# [Material shown]
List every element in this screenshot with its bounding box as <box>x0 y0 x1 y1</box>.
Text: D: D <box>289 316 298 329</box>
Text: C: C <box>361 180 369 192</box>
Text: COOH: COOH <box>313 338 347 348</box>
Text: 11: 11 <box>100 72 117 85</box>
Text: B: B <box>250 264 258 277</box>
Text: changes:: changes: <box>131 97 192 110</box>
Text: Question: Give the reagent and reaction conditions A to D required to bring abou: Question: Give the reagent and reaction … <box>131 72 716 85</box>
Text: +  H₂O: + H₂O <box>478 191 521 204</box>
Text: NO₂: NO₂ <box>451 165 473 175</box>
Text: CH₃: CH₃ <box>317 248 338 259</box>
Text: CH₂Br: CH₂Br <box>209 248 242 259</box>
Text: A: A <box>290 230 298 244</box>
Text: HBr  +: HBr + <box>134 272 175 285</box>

# [Exercise goal]
Please swap "reagent" for "reactant" throughout the material above and write it out again with nothing else changed.

# [Response to the exercise]
List every element in this screenshot with its bounding box as <box>x0 y0 x1 y1</box>.
Text: D: D <box>289 316 298 329</box>
Text: C: C <box>361 180 369 192</box>
Text: COOH: COOH <box>313 338 347 348</box>
Text: 11: 11 <box>100 72 117 85</box>
Text: B: B <box>250 264 258 277</box>
Text: changes:: changes: <box>131 97 192 110</box>
Text: Question: Give the reactant and reaction conditions A to D required to bring abou: Question: Give the reactant and reaction … <box>131 72 716 85</box>
Text: +  H₂O: + H₂O <box>478 191 521 204</box>
Text: NO₂: NO₂ <box>451 165 473 175</box>
Text: CH₃: CH₃ <box>317 248 338 259</box>
Text: CH₂Br: CH₂Br <box>209 248 242 259</box>
Text: A: A <box>290 230 298 244</box>
Text: HBr  +: HBr + <box>134 272 175 285</box>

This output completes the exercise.